───── MATERIAL

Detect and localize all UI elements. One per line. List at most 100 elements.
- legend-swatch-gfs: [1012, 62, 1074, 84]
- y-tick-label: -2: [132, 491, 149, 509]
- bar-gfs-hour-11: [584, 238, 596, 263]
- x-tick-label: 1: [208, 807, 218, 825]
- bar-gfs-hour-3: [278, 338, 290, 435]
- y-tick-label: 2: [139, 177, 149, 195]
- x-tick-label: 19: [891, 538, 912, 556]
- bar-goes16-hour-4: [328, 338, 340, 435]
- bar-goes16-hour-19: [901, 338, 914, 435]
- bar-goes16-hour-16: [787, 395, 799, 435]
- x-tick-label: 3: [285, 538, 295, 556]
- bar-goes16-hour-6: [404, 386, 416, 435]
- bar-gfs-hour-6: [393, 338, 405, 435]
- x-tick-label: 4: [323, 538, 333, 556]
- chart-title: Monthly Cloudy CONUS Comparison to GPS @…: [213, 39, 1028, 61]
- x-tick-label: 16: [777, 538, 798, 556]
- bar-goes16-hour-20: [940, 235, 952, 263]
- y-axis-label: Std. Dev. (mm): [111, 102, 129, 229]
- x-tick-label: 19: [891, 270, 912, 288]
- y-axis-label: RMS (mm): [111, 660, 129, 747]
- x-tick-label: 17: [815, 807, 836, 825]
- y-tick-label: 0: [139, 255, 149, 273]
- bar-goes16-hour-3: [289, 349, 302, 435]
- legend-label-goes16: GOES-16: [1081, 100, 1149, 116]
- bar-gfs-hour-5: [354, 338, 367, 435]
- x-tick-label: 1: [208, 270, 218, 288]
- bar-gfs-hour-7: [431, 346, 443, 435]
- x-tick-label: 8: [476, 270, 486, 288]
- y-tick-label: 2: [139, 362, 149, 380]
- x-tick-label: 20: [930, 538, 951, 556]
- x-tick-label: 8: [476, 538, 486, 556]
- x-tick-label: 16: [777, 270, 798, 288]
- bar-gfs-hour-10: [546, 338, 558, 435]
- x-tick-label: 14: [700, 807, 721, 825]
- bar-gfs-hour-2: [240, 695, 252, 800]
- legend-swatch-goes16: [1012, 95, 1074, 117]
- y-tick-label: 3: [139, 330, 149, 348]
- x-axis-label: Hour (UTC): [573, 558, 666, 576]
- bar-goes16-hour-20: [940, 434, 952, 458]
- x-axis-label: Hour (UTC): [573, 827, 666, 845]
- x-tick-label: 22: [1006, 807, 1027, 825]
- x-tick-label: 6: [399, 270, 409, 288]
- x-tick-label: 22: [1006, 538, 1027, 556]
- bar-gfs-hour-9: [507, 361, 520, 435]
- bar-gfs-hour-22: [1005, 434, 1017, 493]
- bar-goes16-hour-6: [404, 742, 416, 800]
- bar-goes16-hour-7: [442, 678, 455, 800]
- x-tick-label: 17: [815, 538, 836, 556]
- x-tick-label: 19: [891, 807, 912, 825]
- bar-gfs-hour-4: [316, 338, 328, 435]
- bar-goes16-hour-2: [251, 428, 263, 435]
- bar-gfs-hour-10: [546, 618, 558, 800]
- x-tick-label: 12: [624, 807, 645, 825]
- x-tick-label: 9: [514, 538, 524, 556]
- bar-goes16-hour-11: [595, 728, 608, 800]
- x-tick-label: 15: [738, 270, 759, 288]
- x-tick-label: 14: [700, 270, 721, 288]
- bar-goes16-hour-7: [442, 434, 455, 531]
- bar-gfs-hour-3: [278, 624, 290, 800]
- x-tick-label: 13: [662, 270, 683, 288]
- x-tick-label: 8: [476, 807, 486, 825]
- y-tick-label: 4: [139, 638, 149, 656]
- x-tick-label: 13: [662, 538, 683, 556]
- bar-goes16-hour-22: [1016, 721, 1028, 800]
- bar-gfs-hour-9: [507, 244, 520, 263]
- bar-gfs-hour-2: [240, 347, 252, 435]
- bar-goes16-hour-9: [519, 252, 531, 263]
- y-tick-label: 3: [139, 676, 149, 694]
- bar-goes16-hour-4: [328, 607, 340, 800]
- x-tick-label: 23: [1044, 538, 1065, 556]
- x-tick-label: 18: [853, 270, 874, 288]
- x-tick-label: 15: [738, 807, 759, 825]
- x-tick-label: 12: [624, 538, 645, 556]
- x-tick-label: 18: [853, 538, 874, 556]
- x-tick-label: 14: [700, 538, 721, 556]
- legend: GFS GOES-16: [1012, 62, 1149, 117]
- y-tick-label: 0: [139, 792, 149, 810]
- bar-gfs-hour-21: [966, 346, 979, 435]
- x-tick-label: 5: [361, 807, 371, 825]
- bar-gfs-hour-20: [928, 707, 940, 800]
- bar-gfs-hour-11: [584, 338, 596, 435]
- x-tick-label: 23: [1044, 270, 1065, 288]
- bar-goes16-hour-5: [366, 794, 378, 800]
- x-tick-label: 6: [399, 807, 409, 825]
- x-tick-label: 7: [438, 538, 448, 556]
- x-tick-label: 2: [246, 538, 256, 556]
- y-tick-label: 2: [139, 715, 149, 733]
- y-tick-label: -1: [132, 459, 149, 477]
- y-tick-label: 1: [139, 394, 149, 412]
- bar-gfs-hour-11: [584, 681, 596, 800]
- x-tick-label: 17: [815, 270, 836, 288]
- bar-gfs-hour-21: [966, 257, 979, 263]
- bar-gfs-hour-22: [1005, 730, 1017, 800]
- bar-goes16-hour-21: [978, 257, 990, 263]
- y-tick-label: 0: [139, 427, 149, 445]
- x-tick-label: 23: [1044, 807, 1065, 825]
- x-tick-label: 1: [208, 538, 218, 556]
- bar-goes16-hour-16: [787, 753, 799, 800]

──────────

_AIM OF THE EXERCISE_. Reproduce every line of the records above without changing anything.

_OUTPUT OF THE EXERCISE_.
Detect and localize all UI elements. One per line. List at most 100 elements.
- legend-swatch-gfs: [1012, 62, 1074, 84]
- y-tick-label: -2: [132, 491, 149, 509]
- bar-gfs-hour-11: [584, 238, 596, 263]
- x-tick-label: 1: [208, 807, 218, 825]
- bar-gfs-hour-3: [278, 338, 290, 435]
- y-tick-label: 2: [139, 177, 149, 195]
- x-tick-label: 19: [891, 538, 912, 556]
- bar-goes16-hour-4: [328, 338, 340, 435]
- bar-goes16-hour-19: [901, 338, 914, 435]
- bar-goes16-hour-16: [787, 395, 799, 435]
- x-tick-label: 3: [285, 538, 295, 556]
- bar-goes16-hour-6: [404, 386, 416, 435]
- bar-gfs-hour-6: [393, 338, 405, 435]
- x-tick-label: 4: [323, 538, 333, 556]
- chart-title: Monthly Cloudy CONUS Comparison to GPS @…: [213, 39, 1028, 61]
- x-tick-label: 16: [777, 538, 798, 556]
- bar-goes16-hour-20: [940, 235, 952, 263]
- y-axis-label: Std. Dev. (mm): [111, 102, 129, 229]
- x-tick-label: 19: [891, 270, 912, 288]
- y-axis-label: RMS (mm): [111, 660, 129, 747]
- x-tick-label: 17: [815, 807, 836, 825]
- y-tick-label: 0: [139, 255, 149, 273]
- bar-goes16-hour-3: [289, 349, 302, 435]
- legend-label-goes16: GOES-16: [1081, 100, 1149, 116]
- bar-gfs-hour-5: [354, 338, 367, 435]
- x-tick-label: 1: [208, 270, 218, 288]
- bar-gfs-hour-7: [431, 346, 443, 435]
- x-tick-label: 8: [476, 270, 486, 288]
- y-tick-label: 2: [139, 362, 149, 380]
- x-tick-label: 20: [930, 538, 951, 556]
- x-tick-label: 8: [476, 538, 486, 556]
- x-tick-label: 16: [777, 270, 798, 288]
- bar-gfs-hour-10: [546, 338, 558, 435]
- x-tick-label: 14: [700, 807, 721, 825]
- bar-gfs-hour-2: [240, 695, 252, 800]
- legend-swatch-goes16: [1012, 95, 1074, 117]
- y-tick-label: 3: [139, 330, 149, 348]
- x-axis-label: Hour (UTC): [573, 558, 666, 576]
- bar-goes16-hour-20: [940, 434, 952, 458]
- x-axis-label: Hour (UTC): [573, 827, 666, 845]
- x-tick-label: 22: [1006, 807, 1027, 825]
- x-tick-label: 6: [399, 270, 409, 288]
- x-tick-label: 22: [1006, 538, 1027, 556]
- bar-gfs-hour-9: [507, 361, 520, 435]
- bar-gfs-hour-22: [1005, 434, 1017, 493]
- bar-goes16-hour-6: [404, 742, 416, 800]
- bar-goes16-hour-7: [442, 678, 455, 800]
- x-tick-label: 17: [815, 538, 836, 556]
- x-tick-label: 19: [891, 807, 912, 825]
- bar-gfs-hour-4: [316, 338, 328, 435]
- bar-goes16-hour-2: [251, 428, 263, 435]
- bar-gfs-hour-10: [546, 618, 558, 800]
- x-tick-label: 12: [624, 807, 645, 825]
- x-tick-label: 9: [514, 538, 524, 556]
- bar-goes16-hour-11: [595, 728, 608, 800]
- x-tick-label: 15: [738, 270, 759, 288]
- x-tick-label: 14: [700, 270, 721, 288]
- bar-goes16-hour-7: [442, 434, 455, 531]
- bar-gfs-hour-3: [278, 624, 290, 800]
- x-tick-label: 13: [662, 270, 683, 288]
- x-tick-label: 8: [476, 807, 486, 825]
- y-tick-label: 4: [139, 638, 149, 656]
- x-tick-label: 13: [662, 538, 683, 556]
- bar-goes16-hour-22: [1016, 721, 1028, 800]
- bar-gfs-hour-9: [507, 244, 520, 263]
- bar-gfs-hour-2: [240, 347, 252, 435]
- bar-goes16-hour-9: [519, 252, 531, 263]
- y-tick-label: 3: [139, 676, 149, 694]
- bar-goes16-hour-4: [328, 607, 340, 800]
- x-tick-label: 23: [1044, 538, 1065, 556]
- x-tick-label: 18: [853, 270, 874, 288]
- x-tick-label: 15: [738, 807, 759, 825]
- x-tick-label: 12: [624, 538, 645, 556]
- x-tick-label: 18: [853, 538, 874, 556]
- x-tick-label: 14: [700, 538, 721, 556]
- legend: GFS GOES-16: [1012, 62, 1149, 117]
- y-tick-label: 0: [139, 792, 149, 810]
- bar-gfs-hour-21: [966, 346, 979, 435]
- x-tick-label: 5: [361, 807, 371, 825]
- bar-gfs-hour-20: [928, 707, 940, 800]
- bar-gfs-hour-11: [584, 338, 596, 435]
- x-tick-label: 23: [1044, 270, 1065, 288]
- bar-goes16-hour-5: [366, 794, 378, 800]
- x-tick-label: 6: [399, 807, 409, 825]
- x-tick-label: 7: [438, 538, 448, 556]
- x-tick-label: 2: [246, 538, 256, 556]
- y-tick-label: 2: [139, 715, 149, 733]
- y-tick-label: -1: [132, 459, 149, 477]
- y-tick-label: 1: [139, 394, 149, 412]
- bar-gfs-hour-11: [584, 681, 596, 800]
- x-tick-label: 17: [815, 270, 836, 288]
- bar-gfs-hour-21: [966, 257, 979, 263]
- bar-gfs-hour-22: [1005, 730, 1017, 800]
- bar-goes16-hour-21: [978, 257, 990, 263]
- y-tick-label: 0: [139, 427, 149, 445]
- x-tick-label: 23: [1044, 807, 1065, 825]
- x-tick-label: 1: [208, 538, 218, 556]
- bar-goes16-hour-16: [787, 753, 799, 800]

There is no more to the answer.